Stored data
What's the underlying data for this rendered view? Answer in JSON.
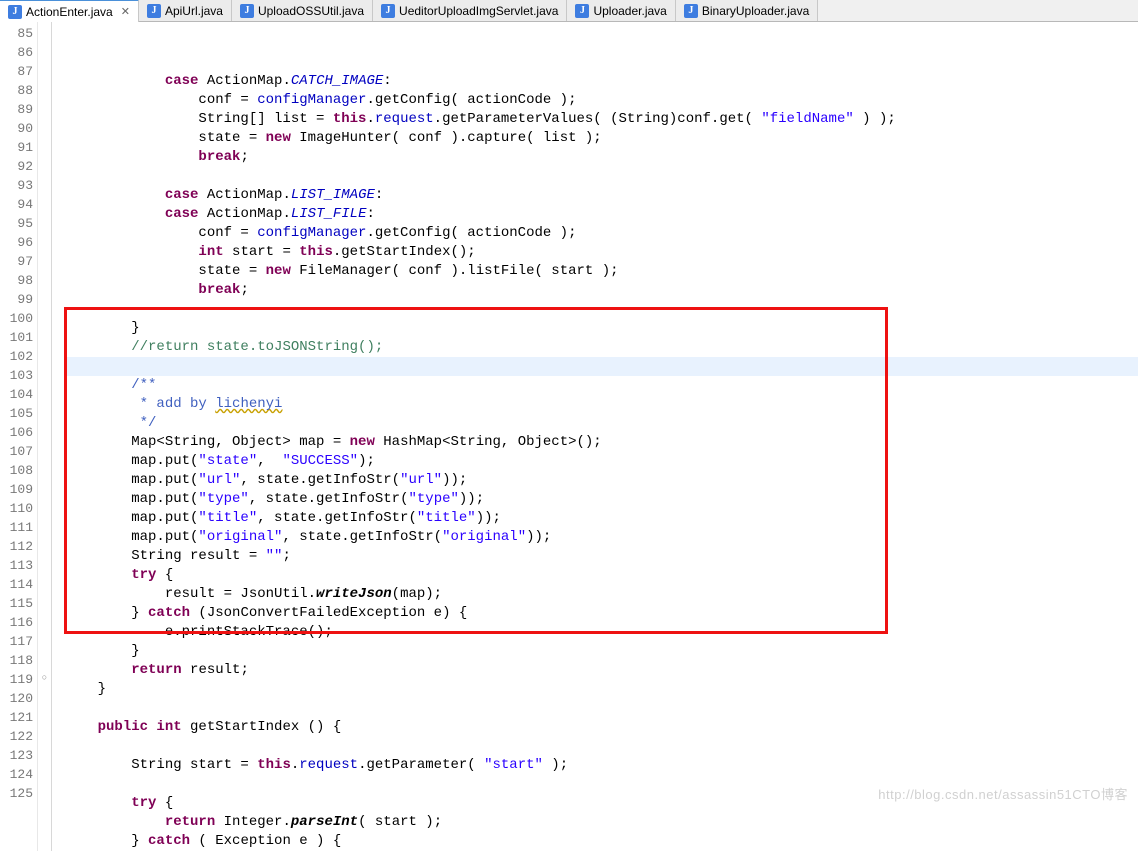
{
  "tabs": [
    {
      "label": "ActionEnter.java",
      "active": true
    },
    {
      "label": "ApiUrl.java",
      "active": false
    },
    {
      "label": "UploadOSSUtil.java",
      "active": false
    },
    {
      "label": "UeditorUploadImgServlet.java",
      "active": false
    },
    {
      "label": "Uploader.java",
      "active": false
    },
    {
      "label": "BinaryUploader.java",
      "active": false
    }
  ],
  "close_glyph": "✕",
  "gutter": {
    "start": 85,
    "end": 125
  },
  "highlight_box": {
    "top_line": 100,
    "bottom_line": 116
  },
  "cursor_line": 100,
  "watermark": "http://blog.csdn.net/assassin51CTO博客",
  "code_lines": [
    {
      "n": 85,
      "html": "            <span class='kw'>case</span> ActionMap.<span class='fldi'>CATCH_IMAGE</span>:"
    },
    {
      "n": 86,
      "html": "                conf = <span class='fld'>configManager</span>.getConfig( actionCode );"
    },
    {
      "n": 87,
      "html": "                String[] list = <span class='kw'>this</span>.<span class='fld'>request</span>.getParameterValues( (String)conf.get( <span class='str'>\"fieldName\"</span> ) );"
    },
    {
      "n": 88,
      "html": "                state = <span class='kw'>new</span> ImageHunter( conf ).capture( list );"
    },
    {
      "n": 89,
      "html": "                <span class='kw'>break</span>;"
    },
    {
      "n": 90,
      "html": "                "
    },
    {
      "n": 91,
      "html": "            <span class='kw'>case</span> ActionMap.<span class='fldi'>LIST_IMAGE</span>:"
    },
    {
      "n": 92,
      "html": "            <span class='kw'>case</span> ActionMap.<span class='fldi'>LIST_FILE</span>:"
    },
    {
      "n": 93,
      "html": "                conf = <span class='fld'>configManager</span>.getConfig( actionCode );"
    },
    {
      "n": 94,
      "html": "                <span class='kw'>int</span> start = <span class='kw'>this</span>.getStartIndex();"
    },
    {
      "n": 95,
      "html": "                state = <span class='kw'>new</span> FileManager( conf ).listFile( start );"
    },
    {
      "n": 96,
      "html": "                <span class='kw'>break</span>;"
    },
    {
      "n": 97,
      "html": "                "
    },
    {
      "n": 98,
      "html": "        }"
    },
    {
      "n": 99,
      "html": "        <span class='com'>//return state.toJSONString();</span>"
    },
    {
      "n": 100,
      "html": "        "
    },
    {
      "n": 101,
      "html": "        <span class='doc'>/**</span>"
    },
    {
      "n": 102,
      "html": "<span class='doc'>         * add by </span><span class='doc underline'>lichenyi</span>"
    },
    {
      "n": 103,
      "html": "<span class='doc'>         */</span>"
    },
    {
      "n": 104,
      "html": "        Map&lt;String, Object&gt; map = <span class='kw'>new</span> HashMap&lt;String, Object&gt;();"
    },
    {
      "n": 105,
      "html": "        map.put(<span class='str'>\"state\"</span>,  <span class='str'>\"SUCCESS\"</span>);"
    },
    {
      "n": 106,
      "html": "        map.put(<span class='str'>\"url\"</span>, state.getInfoStr(<span class='str'>\"url\"</span>));"
    },
    {
      "n": 107,
      "html": "        map.put(<span class='str'>\"type\"</span>, state.getInfoStr(<span class='str'>\"type\"</span>));"
    },
    {
      "n": 108,
      "html": "        map.put(<span class='str'>\"title\"</span>, state.getInfoStr(<span class='str'>\"title\"</span>));"
    },
    {
      "n": 109,
      "html": "        map.put(<span class='str'>\"original\"</span>, state.getInfoStr(<span class='str'>\"original\"</span>));"
    },
    {
      "n": 110,
      "html": "        String result = <span class='str'>\"\"</span>;"
    },
    {
      "n": 111,
      "html": "        <span class='kw'>try</span> {"
    },
    {
      "n": 112,
      "html": "            result = JsonUtil.<span class='sti'>writeJson</span>(map);"
    },
    {
      "n": 113,
      "html": "        } <span class='kw'>catch</span> (JsonConvertFailedException e) {"
    },
    {
      "n": 114,
      "html": "            e.printStackTrace();"
    },
    {
      "n": 115,
      "html": "        }"
    },
    {
      "n": 116,
      "html": "        <span class='kw'>return</span> result;"
    },
    {
      "n": 117,
      "html": "    }"
    },
    {
      "n": 118,
      "html": "    "
    },
    {
      "n": 119,
      "html": "    <span class='kw'>public int</span> getStartIndex () {"
    },
    {
      "n": 120,
      "html": "        "
    },
    {
      "n": 121,
      "html": "        String start = <span class='kw'>this</span>.<span class='fld'>request</span>.getParameter( <span class='str'>\"start\"</span> );"
    },
    {
      "n": 122,
      "html": "        "
    },
    {
      "n": 123,
      "html": "        <span class='kw'>try</span> {"
    },
    {
      "n": 124,
      "html": "            <span class='kw'>return</span> Integer.<span class='sti'>parseInt</span>( start );"
    },
    {
      "n": 125,
      "html": "        } <span class='kw'>catch</span> ( Exception e ) {"
    }
  ],
  "markers": {
    "119": "○"
  }
}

### Directions
All records above are to be printed exactly, minus the pictures they contain.

### Exercise output
What's the underlying data for this rendered view? Answer in JSON.
{
  "tabs": [
    {
      "label": "ActionEnter.java",
      "active": true
    },
    {
      "label": "ApiUrl.java",
      "active": false
    },
    {
      "label": "UploadOSSUtil.java",
      "active": false
    },
    {
      "label": "UeditorUploadImgServlet.java",
      "active": false
    },
    {
      "label": "Uploader.java",
      "active": false
    },
    {
      "label": "BinaryUploader.java",
      "active": false
    }
  ],
  "close_glyph": "✕",
  "gutter": {
    "start": 85,
    "end": 125
  },
  "highlight_box": {
    "top_line": 100,
    "bottom_line": 116
  },
  "cursor_line": 100,
  "watermark": "http://blog.csdn.net/assassin51CTO博客",
  "code_lines": [
    {
      "n": 85,
      "html": "            <span class='kw'>case</span> ActionMap.<span class='fldi'>CATCH_IMAGE</span>:"
    },
    {
      "n": 86,
      "html": "                conf = <span class='fld'>configManager</span>.getConfig( actionCode );"
    },
    {
      "n": 87,
      "html": "                String[] list = <span class='kw'>this</span>.<span class='fld'>request</span>.getParameterValues( (String)conf.get( <span class='str'>\"fieldName\"</span> ) );"
    },
    {
      "n": 88,
      "html": "                state = <span class='kw'>new</span> ImageHunter( conf ).capture( list );"
    },
    {
      "n": 89,
      "html": "                <span class='kw'>break</span>;"
    },
    {
      "n": 90,
      "html": "                "
    },
    {
      "n": 91,
      "html": "            <span class='kw'>case</span> ActionMap.<span class='fldi'>LIST_IMAGE</span>:"
    },
    {
      "n": 92,
      "html": "            <span class='kw'>case</span> ActionMap.<span class='fldi'>LIST_FILE</span>:"
    },
    {
      "n": 93,
      "html": "                conf = <span class='fld'>configManager</span>.getConfig( actionCode );"
    },
    {
      "n": 94,
      "html": "                <span class='kw'>int</span> start = <span class='kw'>this</span>.getStartIndex();"
    },
    {
      "n": 95,
      "html": "                state = <span class='kw'>new</span> FileManager( conf ).listFile( start );"
    },
    {
      "n": 96,
      "html": "                <span class='kw'>break</span>;"
    },
    {
      "n": 97,
      "html": "                "
    },
    {
      "n": 98,
      "html": "        }"
    },
    {
      "n": 99,
      "html": "        <span class='com'>//return state.toJSONString();</span>"
    },
    {
      "n": 100,
      "html": "        "
    },
    {
      "n": 101,
      "html": "        <span class='doc'>/**</span>"
    },
    {
      "n": 102,
      "html": "<span class='doc'>         * add by </span><span class='doc underline'>lichenyi</span>"
    },
    {
      "n": 103,
      "html": "<span class='doc'>         */</span>"
    },
    {
      "n": 104,
      "html": "        Map&lt;String, Object&gt; map = <span class='kw'>new</span> HashMap&lt;String, Object&gt;();"
    },
    {
      "n": 105,
      "html": "        map.put(<span class='str'>\"state\"</span>,  <span class='str'>\"SUCCESS\"</span>);"
    },
    {
      "n": 106,
      "html": "        map.put(<span class='str'>\"url\"</span>, state.getInfoStr(<span class='str'>\"url\"</span>));"
    },
    {
      "n": 107,
      "html": "        map.put(<span class='str'>\"type\"</span>, state.getInfoStr(<span class='str'>\"type\"</span>));"
    },
    {
      "n": 108,
      "html": "        map.put(<span class='str'>\"title\"</span>, state.getInfoStr(<span class='str'>\"title\"</span>));"
    },
    {
      "n": 109,
      "html": "        map.put(<span class='str'>\"original\"</span>, state.getInfoStr(<span class='str'>\"original\"</span>));"
    },
    {
      "n": 110,
      "html": "        String result = <span class='str'>\"\"</span>;"
    },
    {
      "n": 111,
      "html": "        <span class='kw'>try</span> {"
    },
    {
      "n": 112,
      "html": "            result = JsonUtil.<span class='sti'>writeJson</span>(map);"
    },
    {
      "n": 113,
      "html": "        } <span class='kw'>catch</span> (JsonConvertFailedException e) {"
    },
    {
      "n": 114,
      "html": "            e.printStackTrace();"
    },
    {
      "n": 115,
      "html": "        }"
    },
    {
      "n": 116,
      "html": "        <span class='kw'>return</span> result;"
    },
    {
      "n": 117,
      "html": "    }"
    },
    {
      "n": 118,
      "html": "    "
    },
    {
      "n": 119,
      "html": "    <span class='kw'>public int</span> getStartIndex () {"
    },
    {
      "n": 120,
      "html": "        "
    },
    {
      "n": 121,
      "html": "        String start = <span class='kw'>this</span>.<span class='fld'>request</span>.getParameter( <span class='str'>\"start\"</span> );"
    },
    {
      "n": 122,
      "html": "        "
    },
    {
      "n": 123,
      "html": "        <span class='kw'>try</span> {"
    },
    {
      "n": 124,
      "html": "            <span class='kw'>return</span> Integer.<span class='sti'>parseInt</span>( start );"
    },
    {
      "n": 125,
      "html": "        } <span class='kw'>catch</span> ( Exception e ) {"
    }
  ],
  "markers": {
    "119": "○"
  }
}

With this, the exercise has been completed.